The task.
Restate the material word for word and leave out anything that is a picture.

++++ Records for processing ++++

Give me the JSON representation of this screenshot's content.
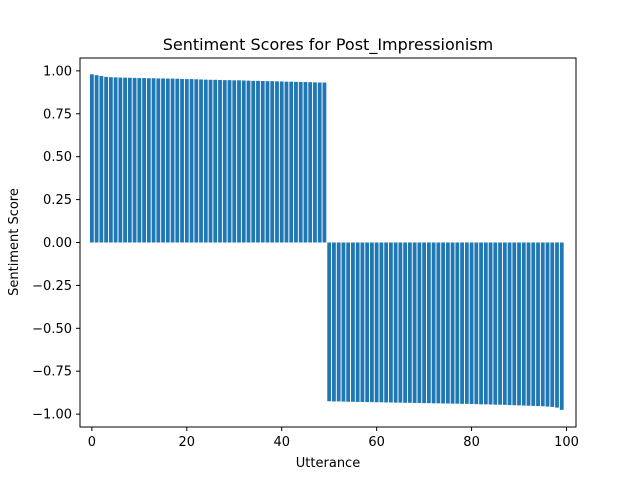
{
  "chart_data": {
    "type": "bar",
    "title": "Sentiment Scores for Post_Impressionism",
    "xlabel": "Utterance",
    "ylabel": "Sentiment Score",
    "xlim": [
      -2.5,
      102
    ],
    "ylim": [
      -1.075,
      1.075
    ],
    "xticks": [
      0,
      20,
      40,
      60,
      80,
      100
    ],
    "yticks": [
      1.0,
      0.75,
      0.5,
      0.25,
      0.0,
      -0.25,
      -0.5,
      -0.75,
      -1.0
    ],
    "ytick_labels": [
      "1.00",
      "0.75",
      "0.50",
      "0.25",
      "0.00",
      "−0.25",
      "−0.50",
      "−0.75",
      "−1.00"
    ],
    "bar_color": "#1f77b4",
    "grid": false,
    "x": [
      0,
      1,
      2,
      3,
      4,
      5,
      6,
      7,
      8,
      9,
      10,
      11,
      12,
      13,
      14,
      15,
      16,
      17,
      18,
      19,
      20,
      21,
      22,
      23,
      24,
      25,
      26,
      27,
      28,
      29,
      30,
      31,
      32,
      33,
      34,
      35,
      36,
      37,
      38,
      39,
      40,
      41,
      42,
      43,
      44,
      45,
      46,
      47,
      48,
      49,
      50,
      51,
      52,
      53,
      54,
      55,
      56,
      57,
      58,
      59,
      60,
      61,
      62,
      63,
      64,
      65,
      66,
      67,
      68,
      69,
      70,
      71,
      72,
      73,
      74,
      75,
      76,
      77,
      78,
      79,
      80,
      81,
      82,
      83,
      84,
      85,
      86,
      87,
      88,
      89,
      90,
      91,
      92,
      93,
      94,
      95,
      96,
      97,
      98,
      99
    ],
    "values": [
      0.98,
      0.975,
      0.97,
      0.965,
      0.963,
      0.962,
      0.961,
      0.96,
      0.96,
      0.959,
      0.958,
      0.958,
      0.957,
      0.957,
      0.956,
      0.956,
      0.955,
      0.955,
      0.954,
      0.953,
      0.952,
      0.952,
      0.951,
      0.95,
      0.949,
      0.948,
      0.948,
      0.947,
      0.946,
      0.946,
      0.945,
      0.945,
      0.944,
      0.943,
      0.942,
      0.942,
      0.941,
      0.94,
      0.94,
      0.939,
      0.938,
      0.937,
      0.937,
      0.936,
      0.935,
      0.935,
      0.934,
      0.933,
      0.932,
      0.932,
      -0.925,
      -0.926,
      -0.926,
      -0.927,
      -0.928,
      -0.928,
      -0.929,
      -0.929,
      -0.93,
      -0.93,
      -0.931,
      -0.931,
      -0.932,
      -0.932,
      -0.933,
      -0.933,
      -0.934,
      -0.934,
      -0.935,
      -0.935,
      -0.936,
      -0.936,
      -0.937,
      -0.937,
      -0.938,
      -0.938,
      -0.939,
      -0.939,
      -0.94,
      -0.94,
      -0.941,
      -0.942,
      -0.943,
      -0.943,
      -0.944,
      -0.945,
      -0.945,
      -0.946,
      -0.947,
      -0.948,
      -0.949,
      -0.95,
      -0.951,
      -0.952,
      -0.953,
      -0.954,
      -0.956,
      -0.958,
      -0.962,
      -0.975
    ]
  }
}
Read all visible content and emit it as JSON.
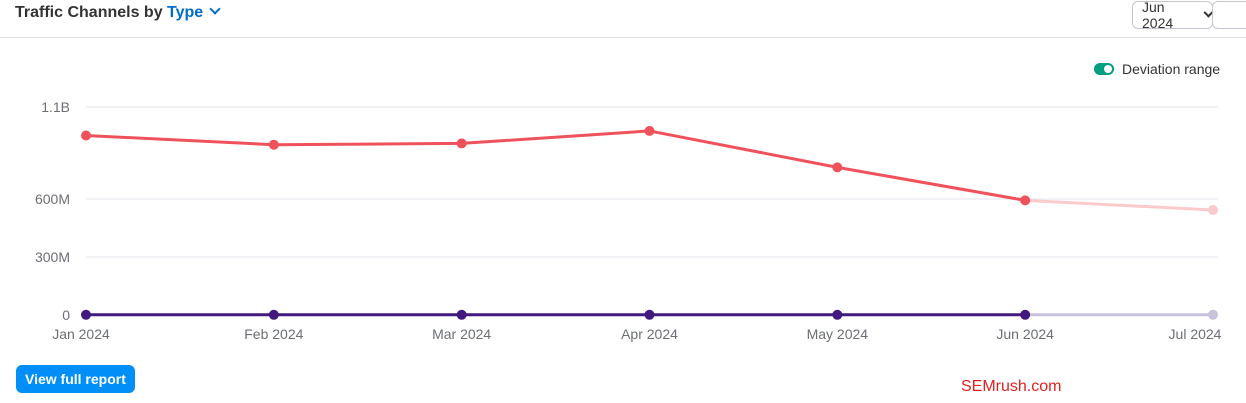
{
  "header": {
    "title_prefix": "Traffic Channels by",
    "type_label": "Type"
  },
  "month_select": {
    "value": "Jun 2024"
  },
  "deviation_toggle": {
    "label": "Deviation range",
    "enabled": true
  },
  "view_full_report": {
    "label": "View full report"
  },
  "watermark": "SEMrush.com",
  "colors": {
    "accent": "#006dca",
    "button": "#008ff8",
    "toggle": "#009f81",
    "series_red": "#f0525c",
    "series_red_forecast": "#fbcacc",
    "series_purple": "#421a7f",
    "series_purple_forecast": "#c8c2dc",
    "grid": "#e6e6ee",
    "watermark": "#e02020"
  },
  "chart_data": {
    "type": "line",
    "categories": [
      "Jan 2024",
      "Feb 2024",
      "Mar 2024",
      "Apr 2024",
      "May 2024",
      "Jun 2024",
      "Jul 2024"
    ],
    "y_ticks": [
      {
        "value": 0,
        "label": "0"
      },
      {
        "value": 300000000,
        "label": "300M"
      },
      {
        "value": 600000000,
        "label": "600M"
      },
      {
        "value": 1100000000,
        "label": "1.1B"
      }
    ],
    "ylim": [
      0,
      1100000000
    ],
    "grid": true,
    "forecast_from_index": 5,
    "series": [
      {
        "color": "#f0525c",
        "forecast_color": "#fbcacc",
        "values": [
          945000000,
          895000000,
          902000000,
          970000000,
          772000000,
          593000000,
          543000000
        ]
      },
      {
        "color": "#421a7f",
        "forecast_color": "#c8c2dc",
        "values": [
          1000000,
          1000000,
          1000000,
          1000000,
          1000000,
          1000000,
          1000000
        ]
      }
    ]
  }
}
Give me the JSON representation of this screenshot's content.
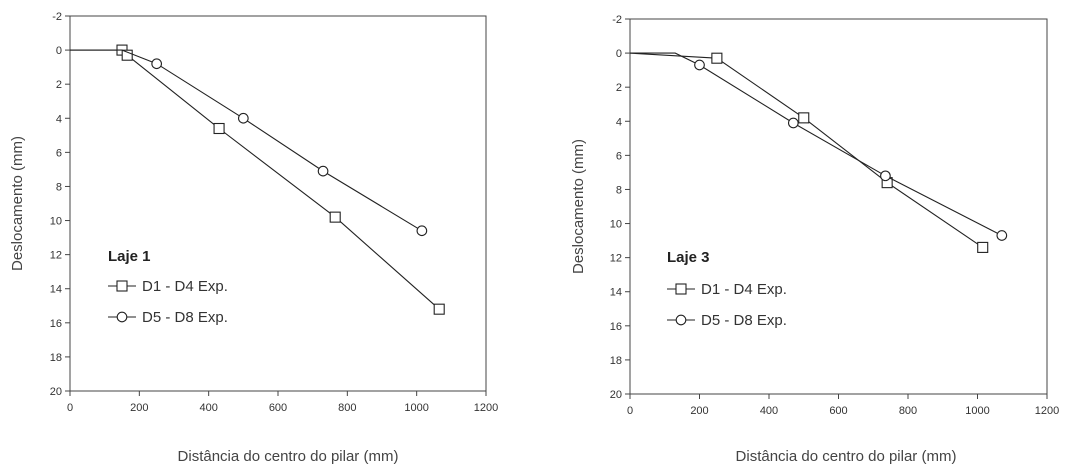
{
  "chart_data": [
    {
      "type": "line",
      "annotation": "Laje 1",
      "xlabel": "Distância do centro do pilar (mm)",
      "ylabel": "Deslocamento (mm)",
      "xlim": [
        0,
        1200
      ],
      "ylim": [
        -2,
        20
      ],
      "y_inverted": true,
      "xticks": [
        "0",
        "200",
        "400",
        "600",
        "800",
        "1000",
        "1200"
      ],
      "yticks": [
        "-2",
        "0",
        "2",
        "4",
        "6",
        "8",
        "10",
        "12",
        "14",
        "16",
        "18",
        "20"
      ],
      "grid": false,
      "legend_position": "lower-left",
      "series": [
        {
          "name": "D1 - D4 Exp.",
          "marker": "square",
          "x": [
            0,
            150,
            165,
            430,
            765,
            1065
          ],
          "y": [
            0,
            0,
            0.3,
            4.6,
            9.8,
            15.2
          ],
          "marked": [
            false,
            true,
            true,
            true,
            true,
            true
          ]
        },
        {
          "name": "D5 - D8 Exp.",
          "marker": "circle",
          "x": [
            0,
            150,
            250,
            500,
            730,
            1015
          ],
          "y": [
            0,
            0,
            0.8,
            4.0,
            7.1,
            10.6
          ],
          "marked": [
            false,
            false,
            true,
            true,
            true,
            true
          ]
        }
      ]
    },
    {
      "type": "line",
      "annotation": "Laje 3",
      "xlabel": "Distância do centro do pilar (mm)",
      "ylabel": "Deslocamento (mm)",
      "xlim": [
        0,
        1200
      ],
      "ylim": [
        -2,
        20
      ],
      "y_inverted": true,
      "xticks": [
        "0",
        "200",
        "400",
        "600",
        "800",
        "1000",
        "1200"
      ],
      "yticks": [
        "-2",
        "0",
        "2",
        "4",
        "6",
        "8",
        "10",
        "12",
        "14",
        "16",
        "18",
        "20"
      ],
      "grid": false,
      "legend_position": "lower-left",
      "series": [
        {
          "name": "D1 - D4 Exp.",
          "marker": "square",
          "x": [
            0,
            250,
            500,
            740,
            1015
          ],
          "y": [
            0,
            0.3,
            3.8,
            7.6,
            11.4
          ],
          "marked": [
            false,
            true,
            true,
            true,
            true
          ]
        },
        {
          "name": "D5 - D8 Exp.",
          "marker": "circle",
          "x": [
            0,
            130,
            200,
            470,
            735,
            1070
          ],
          "y": [
            0,
            0,
            0.7,
            4.1,
            7.2,
            10.7
          ],
          "marked": [
            false,
            false,
            true,
            true,
            true,
            true
          ]
        }
      ]
    }
  ]
}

++++

Result.
Give me the JSON representation of this screenshot's content.
{
  "chart_data": {
    "type": "bar",
    "title": "Sentiment Scores for Post_Impressionism",
    "xlabel": "Utterance",
    "ylabel": "Sentiment Score",
    "xlim": [
      -2.5,
      102
    ],
    "ylim": [
      -1.075,
      1.075
    ],
    "xticks": [
      0,
      20,
      40,
      60,
      80,
      100
    ],
    "yticks": [
      1.0,
      0.75,
      0.5,
      0.25,
      0.0,
      -0.25,
      -0.5,
      -0.75,
      -1.0
    ],
    "ytick_labels": [
      "1.00",
      "0.75",
      "0.50",
      "0.25",
      "0.00",
      "−0.25",
      "−0.50",
      "−0.75",
      "−1.00"
    ],
    "bar_color": "#1f77b4",
    "grid": false,
    "x": [
      0,
      1,
      2,
      3,
      4,
      5,
      6,
      7,
      8,
      9,
      10,
      11,
      12,
      13,
      14,
      15,
      16,
      17,
      18,
      19,
      20,
      21,
      22,
      23,
      24,
      25,
      26,
      27,
      28,
      29,
      30,
      31,
      32,
      33,
      34,
      35,
      36,
      37,
      38,
      39,
      40,
      41,
      42,
      43,
      44,
      45,
      46,
      47,
      48,
      49,
      50,
      51,
      52,
      53,
      54,
      55,
      56,
      57,
      58,
      59,
      60,
      61,
      62,
      63,
      64,
      65,
      66,
      67,
      68,
      69,
      70,
      71,
      72,
      73,
      74,
      75,
      76,
      77,
      78,
      79,
      80,
      81,
      82,
      83,
      84,
      85,
      86,
      87,
      88,
      89,
      90,
      91,
      92,
      93,
      94,
      95,
      96,
      97,
      98,
      99
    ],
    "values": [
      0.98,
      0.975,
      0.97,
      0.965,
      0.963,
      0.962,
      0.961,
      0.96,
      0.96,
      0.959,
      0.958,
      0.958,
      0.957,
      0.957,
      0.956,
      0.956,
      0.955,
      0.955,
      0.954,
      0.953,
      0.952,
      0.952,
      0.951,
      0.95,
      0.949,
      0.948,
      0.948,
      0.947,
      0.946,
      0.946,
      0.945,
      0.945,
      0.944,
      0.943,
      0.942,
      0.942,
      0.941,
      0.94,
      0.94,
      0.939,
      0.938,
      0.937,
      0.937,
      0.936,
      0.935,
      0.935,
      0.934,
      0.933,
      0.932,
      0.932,
      -0.925,
      -0.926,
      -0.926,
      -0.927,
      -0.928,
      -0.928,
      -0.929,
      -0.929,
      -0.93,
      -0.93,
      -0.931,
      -0.931,
      -0.932,
      -0.932,
      -0.933,
      -0.933,
      -0.934,
      -0.934,
      -0.935,
      -0.935,
      -0.936,
      -0.936,
      -0.937,
      -0.937,
      -0.938,
      -0.938,
      -0.939,
      -0.939,
      -0.94,
      -0.94,
      -0.941,
      -0.942,
      -0.943,
      -0.943,
      -0.944,
      -0.945,
      -0.945,
      -0.946,
      -0.947,
      -0.948,
      -0.949,
      -0.95,
      -0.951,
      -0.952,
      -0.953,
      -0.954,
      -0.956,
      -0.958,
      -0.962,
      -0.975
    ]
  }
}
Read all visible content and emit it as JSON.
{
  "header": {
    "title_prefix": "Traffic Channels by",
    "type_label": "Type"
  },
  "month_select": {
    "value": "Jun 2024"
  },
  "deviation_toggle": {
    "label": "Deviation range",
    "enabled": true
  },
  "view_full_report": {
    "label": "View full report"
  },
  "watermark": "SEMrush.com",
  "colors": {
    "accent": "#006dca",
    "button": "#008ff8",
    "toggle": "#009f81",
    "series_red": "#f0525c",
    "series_red_forecast": "#fbcacc",
    "series_purple": "#421a7f",
    "series_purple_forecast": "#c8c2dc",
    "grid": "#e6e6ee",
    "watermark": "#e02020"
  },
  "chart_data": {
    "type": "line",
    "categories": [
      "Jan 2024",
      "Feb 2024",
      "Mar 2024",
      "Apr 2024",
      "May 2024",
      "Jun 2024",
      "Jul 2024"
    ],
    "y_ticks": [
      {
        "value": 0,
        "label": "0"
      },
      {
        "value": 300000000,
        "label": "300M"
      },
      {
        "value": 600000000,
        "label": "600M"
      },
      {
        "value": 1100000000,
        "label": "1.1B"
      }
    ],
    "ylim": [
      0,
      1100000000
    ],
    "grid": true,
    "forecast_from_index": 5,
    "series": [
      {
        "color": "#f0525c",
        "forecast_color": "#fbcacc",
        "values": [
          945000000,
          895000000,
          902000000,
          970000000,
          772000000,
          593000000,
          543000000
        ]
      },
      {
        "color": "#421a7f",
        "forecast_color": "#c8c2dc",
        "values": [
          1000000,
          1000000,
          1000000,
          1000000,
          1000000,
          1000000,
          1000000
        ]
      }
    ]
  }
}
Give me the JSON representation of this screenshot's content.
{
  "chart_data": [
    {
      "type": "line",
      "annotation": "Laje 1",
      "xlabel": "Distância do centro do pilar (mm)",
      "ylabel": "Deslocamento (mm)",
      "xlim": [
        0,
        1200
      ],
      "ylim": [
        -2,
        20
      ],
      "y_inverted": true,
      "xticks": [
        "0",
        "200",
        "400",
        "600",
        "800",
        "1000",
        "1200"
      ],
      "yticks": [
        "-2",
        "0",
        "2",
        "4",
        "6",
        "8",
        "10",
        "12",
        "14",
        "16",
        "18",
        "20"
      ],
      "grid": false,
      "legend_position": "lower-left",
      "series": [
        {
          "name": "D1 - D4 Exp.",
          "marker": "square",
          "x": [
            0,
            150,
            165,
            430,
            765,
            1065
          ],
          "y": [
            0,
            0,
            0.3,
            4.6,
            9.8,
            15.2
          ],
          "marked": [
            false,
            true,
            true,
            true,
            true,
            true
          ]
        },
        {
          "name": "D5 - D8 Exp.",
          "marker": "circle",
          "x": [
            0,
            150,
            250,
            500,
            730,
            1015
          ],
          "y": [
            0,
            0,
            0.8,
            4.0,
            7.1,
            10.6
          ],
          "marked": [
            false,
            false,
            true,
            true,
            true,
            true
          ]
        }
      ]
    },
    {
      "type": "line",
      "annotation": "Laje 3",
      "xlabel": "Distância do centro do pilar (mm)",
      "ylabel": "Deslocamento (mm)",
      "xlim": [
        0,
        1200
      ],
      "ylim": [
        -2,
        20
      ],
      "y_inverted": true,
      "xticks": [
        "0",
        "200",
        "400",
        "600",
        "800",
        "1000",
        "1200"
      ],
      "yticks": [
        "-2",
        "0",
        "2",
        "4",
        "6",
        "8",
        "10",
        "12",
        "14",
        "16",
        "18",
        "20"
      ],
      "grid": false,
      "legend_position": "lower-left",
      "series": [
        {
          "name": "D1 - D4 Exp.",
          "marker": "square",
          "x": [
            0,
            250,
            500,
            740,
            1015
          ],
          "y": [
            0,
            0.3,
            3.8,
            7.6,
            11.4
          ],
          "marked": [
            false,
            true,
            true,
            true,
            true
          ]
        },
        {
          "name": "D5 - D8 Exp.",
          "marker": "circle",
          "x": [
            0,
            130,
            200,
            470,
            735,
            1070
          ],
          "y": [
            0,
            0,
            0.7,
            4.1,
            7.2,
            10.7
          ],
          "marked": [
            false,
            false,
            true,
            true,
            true,
            true
          ]
        }
      ]
    }
  ]
}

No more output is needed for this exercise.